Task details:
Extract every line that includes the string "更新频繁".

Data shown:
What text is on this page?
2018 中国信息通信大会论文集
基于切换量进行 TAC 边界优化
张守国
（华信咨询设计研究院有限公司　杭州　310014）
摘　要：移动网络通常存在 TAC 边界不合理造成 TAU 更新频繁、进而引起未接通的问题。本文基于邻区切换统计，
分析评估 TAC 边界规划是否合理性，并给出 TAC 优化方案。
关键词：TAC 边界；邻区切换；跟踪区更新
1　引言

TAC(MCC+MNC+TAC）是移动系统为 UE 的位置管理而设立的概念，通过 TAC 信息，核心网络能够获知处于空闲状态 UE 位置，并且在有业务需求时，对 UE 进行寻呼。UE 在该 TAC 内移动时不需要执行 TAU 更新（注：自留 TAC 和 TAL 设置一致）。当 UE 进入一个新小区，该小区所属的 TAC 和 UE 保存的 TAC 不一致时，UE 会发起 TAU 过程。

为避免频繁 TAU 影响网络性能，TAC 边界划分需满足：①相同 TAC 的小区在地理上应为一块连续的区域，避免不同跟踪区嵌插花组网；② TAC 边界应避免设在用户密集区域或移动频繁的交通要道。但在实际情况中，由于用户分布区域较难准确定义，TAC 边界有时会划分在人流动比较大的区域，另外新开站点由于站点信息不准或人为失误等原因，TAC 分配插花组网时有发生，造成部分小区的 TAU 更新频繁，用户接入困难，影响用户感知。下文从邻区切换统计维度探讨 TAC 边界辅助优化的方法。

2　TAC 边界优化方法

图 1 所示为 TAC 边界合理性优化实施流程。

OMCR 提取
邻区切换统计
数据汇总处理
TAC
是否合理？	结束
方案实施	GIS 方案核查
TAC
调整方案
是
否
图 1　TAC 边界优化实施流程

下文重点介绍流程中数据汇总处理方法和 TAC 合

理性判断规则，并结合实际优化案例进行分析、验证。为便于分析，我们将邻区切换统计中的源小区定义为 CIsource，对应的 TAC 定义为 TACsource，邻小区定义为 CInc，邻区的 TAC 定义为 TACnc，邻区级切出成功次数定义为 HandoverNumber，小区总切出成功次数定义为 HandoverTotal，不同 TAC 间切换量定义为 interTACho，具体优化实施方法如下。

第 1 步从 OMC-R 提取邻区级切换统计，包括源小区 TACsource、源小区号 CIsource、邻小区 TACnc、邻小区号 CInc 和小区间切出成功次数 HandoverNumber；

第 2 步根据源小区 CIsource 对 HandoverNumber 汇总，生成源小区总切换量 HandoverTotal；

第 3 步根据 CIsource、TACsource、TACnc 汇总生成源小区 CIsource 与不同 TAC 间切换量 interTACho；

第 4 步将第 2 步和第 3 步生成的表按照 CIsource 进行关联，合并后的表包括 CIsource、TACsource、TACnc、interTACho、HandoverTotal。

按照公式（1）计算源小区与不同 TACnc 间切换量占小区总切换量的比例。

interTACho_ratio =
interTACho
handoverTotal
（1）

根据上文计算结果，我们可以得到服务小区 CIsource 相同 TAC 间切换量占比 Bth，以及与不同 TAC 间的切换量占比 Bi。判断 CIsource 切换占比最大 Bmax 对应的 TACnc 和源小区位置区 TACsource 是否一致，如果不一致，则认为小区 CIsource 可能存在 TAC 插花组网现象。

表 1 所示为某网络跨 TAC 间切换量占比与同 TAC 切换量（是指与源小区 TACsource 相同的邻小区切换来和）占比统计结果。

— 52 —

Written answer:
摘　要：移动网络通常存在 TAC 边界不合理造成 TAU 更新频繁、进而引起未接通的问题。本文基于邻区切换统计，
为避免频繁 TAU 影响网络性能，TAC 边界划分需满足：①相同 TAC 的小区在地理上应为一块连续的区域，避免不同跟踪区嵌插花组网；② TAC 边界应避免设在用户密集区域或移动频繁的交通要道。但在实际情况中，由于用户分布区域较难准确定义，TAC 边界有时会划分在人流动比较大的区域，另外新开站点由于站点信息不准或人为失误等原因，TAC 分配插花组网时有发生，造成部分小区的 TAU 更新频繁，用户接入困难，影响用户感知。下文从邻区切换统计维度探讨 TAC 边界辅助优化的方法。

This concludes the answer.